THE PROBLEM:
Tally the lines in the data that follows that include the word "JSON", and report nothing but the total.

Stored data
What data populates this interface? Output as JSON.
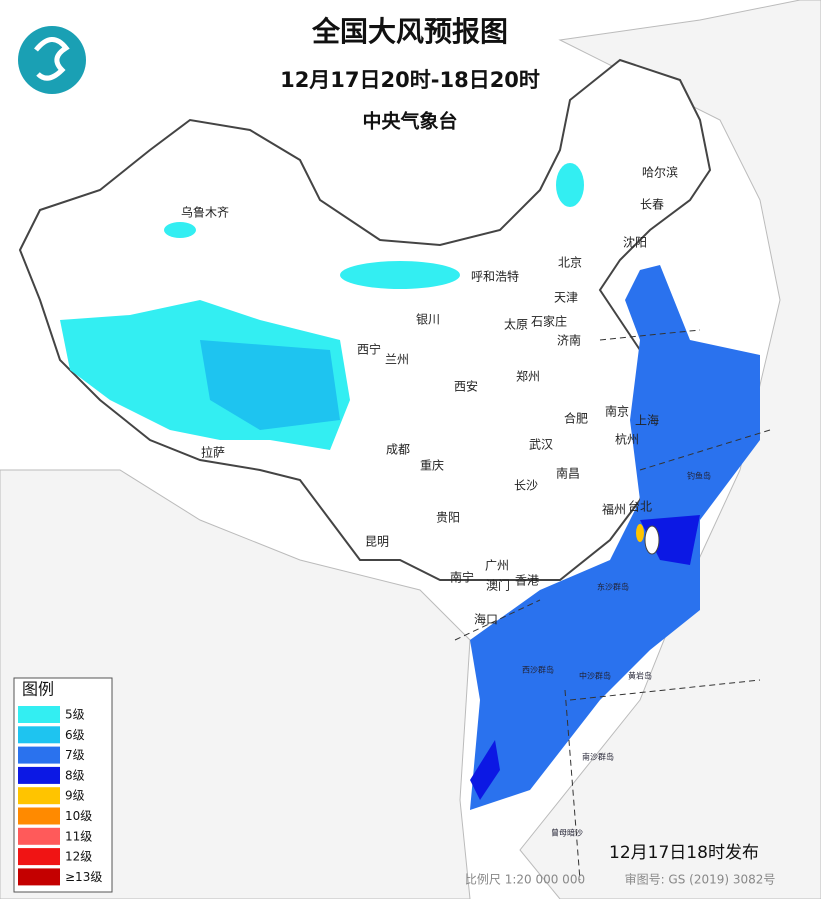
{
  "header": {
    "title": "全国大风预报图",
    "subtitle": "12月17日20时-18日20时",
    "issuer": "中央气象台"
  },
  "legend": {
    "title": "图例",
    "items": [
      {
        "label": "5级",
        "color": "#33eef2"
      },
      {
        "label": "6级",
        "color": "#1ec4f0"
      },
      {
        "label": "7级",
        "color": "#2a72ee"
      },
      {
        "label": "8级",
        "color": "#0c18e4"
      },
      {
        "label": "9级",
        "color": "#ffc400"
      },
      {
        "label": "10级",
        "color": "#ff8a00"
      },
      {
        "label": "11级",
        "color": "#ff5a5a"
      },
      {
        "label": "12级",
        "color": "#f01414"
      },
      {
        "label": "≥13级",
        "color": "#c40000"
      }
    ]
  },
  "cities": [
    "乌鲁木齐",
    "哈尔滨",
    "长春",
    "沈阳",
    "北京",
    "天津",
    "呼和浩特",
    "银川",
    "太原",
    "石家庄",
    "济南",
    "西宁",
    "兰州",
    "西安",
    "郑州",
    "南京",
    "上海",
    "合肥",
    "武汉",
    "杭州",
    "成都",
    "重庆",
    "拉萨",
    "南昌",
    "长沙",
    "贵阳",
    "福州",
    "台北",
    "昆明",
    "南宁",
    "广州",
    "澳门",
    "香港",
    "海口"
  ],
  "islands": [
    "钓鱼岛",
    "东沙群岛",
    "西沙群岛",
    "中沙群岛",
    "黄岩岛",
    "南沙群岛",
    "曾母暗沙"
  ],
  "footer": {
    "release": "12月17日18时发布",
    "scale": "比例尺 1:20 000 000",
    "review": "审图号: GS (2019) 3082号"
  }
}
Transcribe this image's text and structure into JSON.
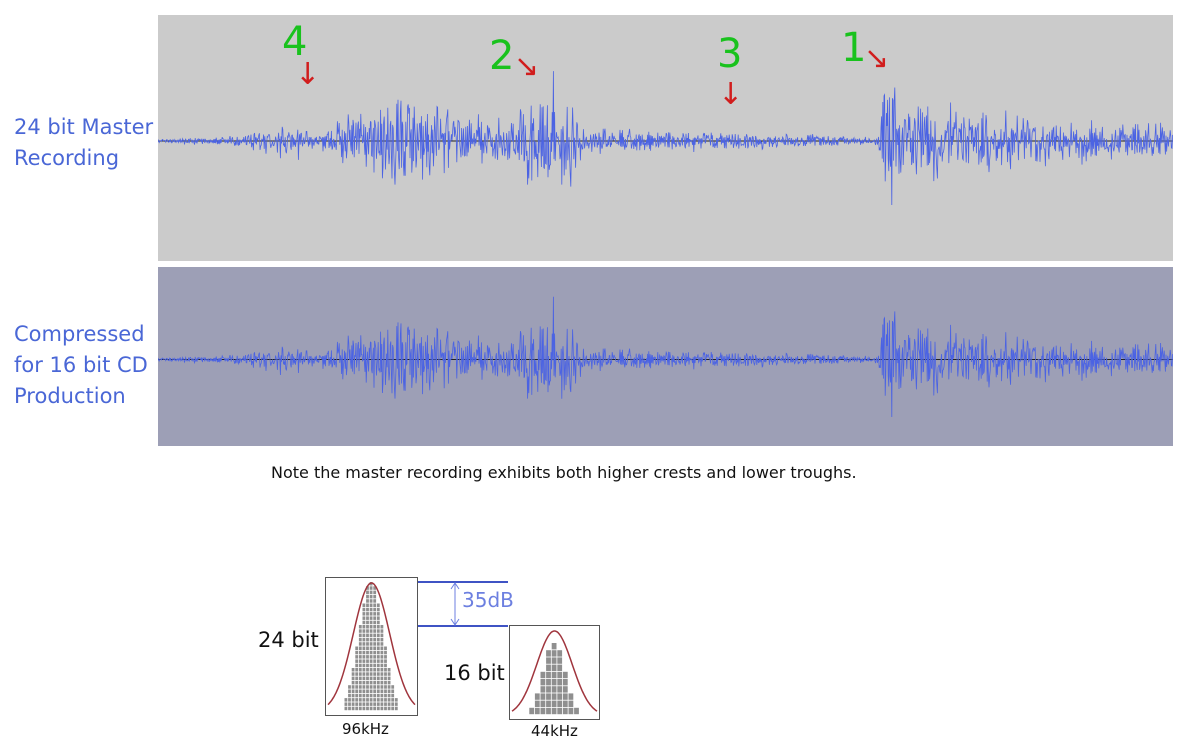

IN RESPONSE:
2